#### Task details:
Reproduce all entries verbatim, with nothing added or dropped.

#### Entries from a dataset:
===
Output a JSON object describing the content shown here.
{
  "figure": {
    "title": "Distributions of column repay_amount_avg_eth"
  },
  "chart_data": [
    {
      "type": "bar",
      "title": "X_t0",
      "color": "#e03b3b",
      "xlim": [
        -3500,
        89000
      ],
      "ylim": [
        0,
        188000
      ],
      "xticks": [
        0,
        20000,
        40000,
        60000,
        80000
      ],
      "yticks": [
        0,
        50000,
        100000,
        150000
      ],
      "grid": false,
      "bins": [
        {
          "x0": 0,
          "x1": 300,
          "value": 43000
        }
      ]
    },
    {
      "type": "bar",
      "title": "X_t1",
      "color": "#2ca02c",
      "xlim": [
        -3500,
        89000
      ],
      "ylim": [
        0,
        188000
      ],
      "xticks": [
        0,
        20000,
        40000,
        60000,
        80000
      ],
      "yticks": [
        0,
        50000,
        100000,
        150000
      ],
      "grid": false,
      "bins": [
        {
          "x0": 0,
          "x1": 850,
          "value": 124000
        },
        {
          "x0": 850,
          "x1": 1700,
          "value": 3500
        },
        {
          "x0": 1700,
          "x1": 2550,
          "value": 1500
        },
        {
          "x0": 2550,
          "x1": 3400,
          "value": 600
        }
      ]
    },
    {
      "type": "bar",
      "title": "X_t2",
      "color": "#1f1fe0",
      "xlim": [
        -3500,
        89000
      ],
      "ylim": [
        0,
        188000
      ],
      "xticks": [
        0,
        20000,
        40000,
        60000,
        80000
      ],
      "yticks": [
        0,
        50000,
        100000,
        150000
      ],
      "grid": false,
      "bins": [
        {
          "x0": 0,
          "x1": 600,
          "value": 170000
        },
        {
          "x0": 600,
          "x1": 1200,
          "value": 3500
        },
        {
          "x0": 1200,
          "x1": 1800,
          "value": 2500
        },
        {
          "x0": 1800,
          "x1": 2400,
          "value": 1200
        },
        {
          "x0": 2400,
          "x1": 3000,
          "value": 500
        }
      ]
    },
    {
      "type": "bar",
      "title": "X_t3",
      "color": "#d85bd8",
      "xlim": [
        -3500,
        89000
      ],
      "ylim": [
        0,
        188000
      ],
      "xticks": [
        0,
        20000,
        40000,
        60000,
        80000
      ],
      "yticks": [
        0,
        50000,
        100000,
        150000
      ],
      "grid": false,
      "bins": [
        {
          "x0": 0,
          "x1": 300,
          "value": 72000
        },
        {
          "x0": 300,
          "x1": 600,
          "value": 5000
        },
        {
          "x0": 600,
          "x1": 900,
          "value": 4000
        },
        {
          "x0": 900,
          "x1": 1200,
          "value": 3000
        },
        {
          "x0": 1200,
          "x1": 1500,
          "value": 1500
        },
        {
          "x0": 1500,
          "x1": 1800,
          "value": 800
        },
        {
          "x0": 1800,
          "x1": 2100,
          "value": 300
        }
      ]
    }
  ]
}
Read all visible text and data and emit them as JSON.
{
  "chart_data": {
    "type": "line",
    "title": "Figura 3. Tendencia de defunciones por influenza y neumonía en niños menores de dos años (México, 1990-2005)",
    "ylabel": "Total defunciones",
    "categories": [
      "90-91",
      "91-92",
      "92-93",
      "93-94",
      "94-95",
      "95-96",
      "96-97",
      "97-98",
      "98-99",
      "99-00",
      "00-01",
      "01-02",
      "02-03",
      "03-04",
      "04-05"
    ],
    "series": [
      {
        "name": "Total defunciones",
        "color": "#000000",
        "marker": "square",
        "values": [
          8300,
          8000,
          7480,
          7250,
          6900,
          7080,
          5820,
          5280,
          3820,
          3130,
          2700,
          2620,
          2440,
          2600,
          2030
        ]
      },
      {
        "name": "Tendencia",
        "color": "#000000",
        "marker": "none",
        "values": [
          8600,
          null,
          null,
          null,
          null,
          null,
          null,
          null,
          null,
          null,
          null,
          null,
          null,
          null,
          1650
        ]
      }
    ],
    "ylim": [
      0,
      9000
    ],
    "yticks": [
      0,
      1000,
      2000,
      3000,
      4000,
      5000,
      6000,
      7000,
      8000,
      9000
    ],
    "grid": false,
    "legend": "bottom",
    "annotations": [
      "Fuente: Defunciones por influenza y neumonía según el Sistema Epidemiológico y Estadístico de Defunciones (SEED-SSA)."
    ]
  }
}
===
#### Task response:
Output a JSON object describing the content shown here.
{
  "figure": {
    "title": "Distributions of column repay_amount_avg_eth"
  },
  "chart_data": [
    {
      "type": "bar",
      "title": "X_t0",
      "color": "#e03b3b",
      "xlim": [
        -3500,
        89000
      ],
      "ylim": [
        0,
        188000
      ],
      "xticks": [
        0,
        20000,
        40000,
        60000,
        80000
      ],
      "yticks": [
        0,
        50000,
        100000,
        150000
      ],
      "grid": false,
      "bins": [
        {
          "x0": 0,
          "x1": 300,
          "value": 43000
        }
      ]
    },
    {
      "type": "bar",
      "title": "X_t1",
      "color": "#2ca02c",
      "xlim": [
        -3500,
        89000
      ],
      "ylim": [
        0,
        188000
      ],
      "xticks": [
        0,
        20000,
        40000,
        60000,
        80000
      ],
      "yticks": [
        0,
        50000,
        100000,
        150000
      ],
      "grid": false,
      "bins": [
        {
          "x0": 0,
          "x1": 850,
          "value": 124000
        },
        {
          "x0": 850,
          "x1": 1700,
          "value": 3500
        },
        {
          "x0": 1700,
          "x1": 2550,
          "value": 1500
        },
        {
          "x0": 2550,
          "x1": 3400,
          "value": 600
        }
      ]
    },
    {
      "type": "bar",
      "title": "X_t2",
      "color": "#1f1fe0",
      "xlim": [
        -3500,
        89000
      ],
      "ylim": [
        0,
        188000
      ],
      "xticks": [
        0,
        20000,
        40000,
        60000,
        80000
      ],
      "yticks": [
        0,
        50000,
        100000,
        150000
      ],
      "grid": false,
      "bins": [
        {
          "x0": 0,
          "x1": 600,
          "value": 170000
        },
        {
          "x0": 600,
          "x1": 1200,
          "value": 3500
        },
        {
          "x0": 1200,
          "x1": 1800,
          "value": 2500
        },
        {
          "x0": 1800,
          "x1": 2400,
          "value": 1200
        },
        {
          "x0": 2400,
          "x1": 3000,
          "value": 500
        }
      ]
    },
    {
      "type": "bar",
      "title": "X_t3",
      "color": "#d85bd8",
      "xlim": [
        -3500,
        89000
      ],
      "ylim": [
        0,
        188000
      ],
      "xticks": [
        0,
        20000,
        40000,
        60000,
        80000
      ],
      "yticks": [
        0,
        50000,
        100000,
        150000
      ],
      "grid": false,
      "bins": [
        {
          "x0": 0,
          "x1": 300,
          "value": 72000
        },
        {
          "x0": 300,
          "x1": 600,
          "value": 5000
        },
        {
          "x0": 600,
          "x1": 900,
          "value": 4000
        },
        {
          "x0": 900,
          "x1": 1200,
          "value": 3000
        },
        {
          "x0": 1200,
          "x1": 1500,
          "value": 1500
        },
        {
          "x0": 1500,
          "x1": 1800,
          "value": 800
        },
        {
          "x0": 1800,
          "x1": 2100,
          "value": 300
        }
      ]
    }
  ]
}
Read all visible text and data and emit them as JSON.
{
  "chart_data": {
    "type": "line",
    "title": "Figura 3. Tendencia de defunciones por influenza y neumonía en niños menores de dos años (México, 1990-2005)",
    "ylabel": "Total defunciones",
    "categories": [
      "90-91",
      "91-92",
      "92-93",
      "93-94",
      "94-95",
      "95-96",
      "96-97",
      "97-98",
      "98-99",
      "99-00",
      "00-01",
      "01-02",
      "02-03",
      "03-04",
      "04-05"
    ],
    "series": [
      {
        "name": "Total defunciones",
        "color": "#000000",
        "marker": "square",
        "values": [
          8300,
          8000,
          7480,
          7250,
          6900,
          7080,
          5820,
          5280,
          3820,
          3130,
          2700,
          2620,
          2440,
          2600,
          2030
        ]
      },
      {
        "name": "Tendencia",
        "color": "#000000",
        "marker": "none",
        "values": [
          8600,
          null,
          null,
          null,
          null,
          null,
          null,
          null,
          null,
          null,
          null,
          null,
          null,
          null,
          1650
        ]
      }
    ],
    "ylim": [
      0,
      9000
    ],
    "yticks": [
      0,
      1000,
      2000,
      3000,
      4000,
      5000,
      6000,
      7000,
      8000,
      9000
    ],
    "grid": false,
    "legend": "bottom",
    "annotations": [
      "Fuente: Defunciones por influenza y neumonía según el Sistema Epidemiológico y Estadístico de Defunciones (SEED-SSA)."
    ]
  }
}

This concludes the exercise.